▼

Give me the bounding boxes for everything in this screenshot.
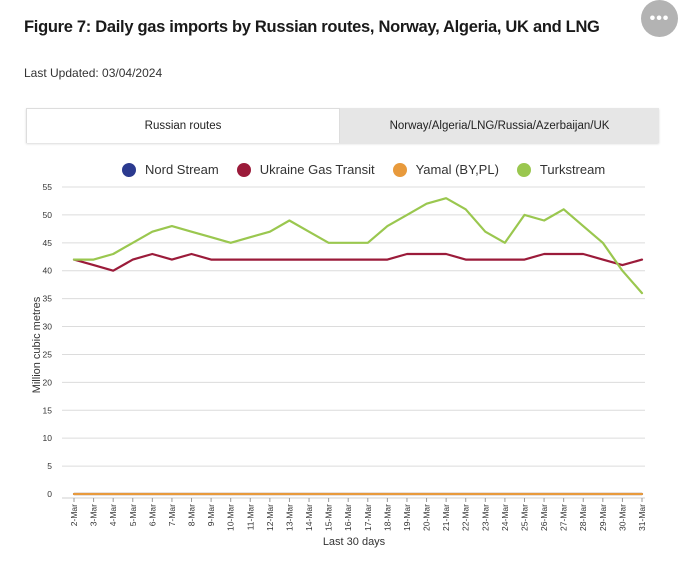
- x-tick-label: 11-Mar: [245, 504, 255, 530]
- y-tick-label: 10: [43, 433, 53, 443]
- y-axis-label: Million cubic metres: [31, 296, 43, 393]
- x-tick-label: 25-Mar: [519, 504, 529, 531]
- x-tick-label: 26-Mar: [539, 504, 549, 531]
- x-tick-label: 3-Mar: [89, 504, 99, 526]
- x-tick-label: 19-Mar: [402, 504, 412, 531]
- x-tick-label: 2-Mar: [69, 504, 79, 526]
- x-tick-label: 30-Mar: [617, 504, 627, 531]
- y-tick-label: 55: [43, 182, 53, 192]
- x-tick-label: 17-Mar: [363, 504, 373, 531]
- x-tick-label: 21-Mar: [441, 504, 451, 531]
- y-tick-label: 45: [43, 238, 53, 248]
- legend-swatch-turkstream: [516, 162, 531, 177]
- chart-legend: Nord Stream Ukraine Gas Transit Yamal (B…: [122, 162, 623, 177]
- x-tick-label: 4-Mar: [108, 504, 118, 526]
- tab-all-sources[interactable]: Norway/Algeria/LNG/Russia/Azerbaijan/UK: [340, 108, 659, 143]
- legend-label-turkstream: Turkstream: [539, 162, 606, 177]
- x-tick-label: 16-Mar: [343, 504, 353, 531]
- series-line-turkstream: [72, 197, 644, 295]
- more-options-button[interactable]: •••: [641, 0, 678, 37]
- x-tick-label: 28-Mar: [578, 504, 588, 531]
- y-tick-label: 30: [43, 322, 53, 332]
- x-tick-label: 15-Mar: [324, 504, 334, 531]
- legend-swatch-nord-stream: [122, 162, 136, 177]
- y-tick-label: 40: [43, 266, 53, 276]
- legend-swatch-yamal: [392, 162, 407, 177]
- series-line-ukraine: [72, 252, 644, 272]
- last-updated: Last Updated: 03/04/2024: [24, 66, 163, 80]
- legend-label-yamal: Yamal (BY,PL): [415, 162, 499, 177]
- y-tick-label: 0: [47, 489, 52, 499]
- x-tick-label: 13-Mar: [284, 504, 294, 531]
- y-tick-label: 15: [43, 405, 53, 415]
- x-tick-label: 10-Mar: [226, 504, 236, 531]
- x-tick-label: 9-Mar: [206, 504, 216, 526]
- x-tick-label: 6-Mar: [147, 504, 157, 526]
- x-tick-label: 12-Mar: [265, 504, 275, 531]
- legend-label-nord-stream: Nord Stream: [145, 162, 219, 177]
- x-tick-label: 27-Mar: [559, 504, 569, 531]
- x-tick-label: 20-Mar: [422, 504, 432, 531]
- x-tick-label: 22-Mar: [461, 504, 471, 531]
- tab-russian-routes[interactable]: Russian routes: [26, 108, 340, 143]
- legend-item-nord-stream[interactable]: Nord Stream: [122, 162, 219, 177]
- x-tick-label: 5-Mar: [128, 504, 138, 526]
- y-tick-label: 5: [47, 461, 52, 471]
- x-axis-label: Last 30 days: [323, 536, 386, 548]
- legend-item-ukraine[interactable]: Ukraine Gas Transit: [236, 162, 375, 177]
- x-tick-label: 24-Mar: [500, 504, 510, 531]
- x-tick-label: 23-Mar: [480, 504, 490, 531]
- y-tick-label: 20: [43, 377, 53, 387]
- x-tick-label: 8-Mar: [187, 504, 197, 526]
- legend-item-turkstream[interactable]: Turkstream: [516, 162, 606, 177]
- x-tick-label: 31-Mar: [637, 504, 647, 531]
- legend-swatch-ukraine: [236, 162, 251, 177]
- chart-title: Figure 7: Daily gas imports by Russian r…: [24, 18, 600, 36]
- x-tick-label: 14-Mar: [304, 504, 314, 531]
- x-tick-label: 18-Mar: [382, 504, 392, 531]
- x-tick-label: 29-Mar: [598, 504, 608, 531]
- legend-label-ukraine: Ukraine Gas Transit: [259, 162, 375, 177]
- y-tick-label: 50: [43, 210, 53, 220]
- legend-item-yamal[interactable]: Yamal (BY,PL): [392, 162, 499, 177]
- tab-bar: Russian routes Norway/Algeria/LNG/Russia…: [26, 108, 659, 143]
- y-tick-label: 25: [43, 349, 53, 359]
- x-tick-label: 7-Mar: [167, 504, 177, 526]
- y-tick-label: 35: [43, 294, 53, 304]
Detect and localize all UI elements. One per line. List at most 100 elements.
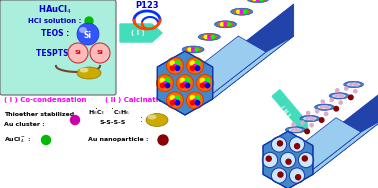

▲

→ **What you need to do**: Write out the lines in the records from the line with "- x-tick-label: 11-Mar: [245, 504, 255, 530]" to the line with "- y-tick-label: 55: [43, 182, 53, 192]", including both of those lines.

→ **Full solution**:
- x-tick-label: 11-Mar: [245, 504, 255, 530]
- y-tick-label: 10: [43, 433, 53, 443]
- y-axis-label: Million cubic metres: [31, 296, 43, 393]
- x-tick-label: 25-Mar: [519, 504, 529, 531]
- x-tick-label: 26-Mar: [539, 504, 549, 531]
- x-tick-label: 3-Mar: [89, 504, 99, 526]
- x-tick-label: 19-Mar: [402, 504, 412, 531]
- x-tick-label: 2-Mar: [69, 504, 79, 526]
- x-tick-label: 30-Mar: [617, 504, 627, 531]
- y-tick-label: 55: [43, 182, 53, 192]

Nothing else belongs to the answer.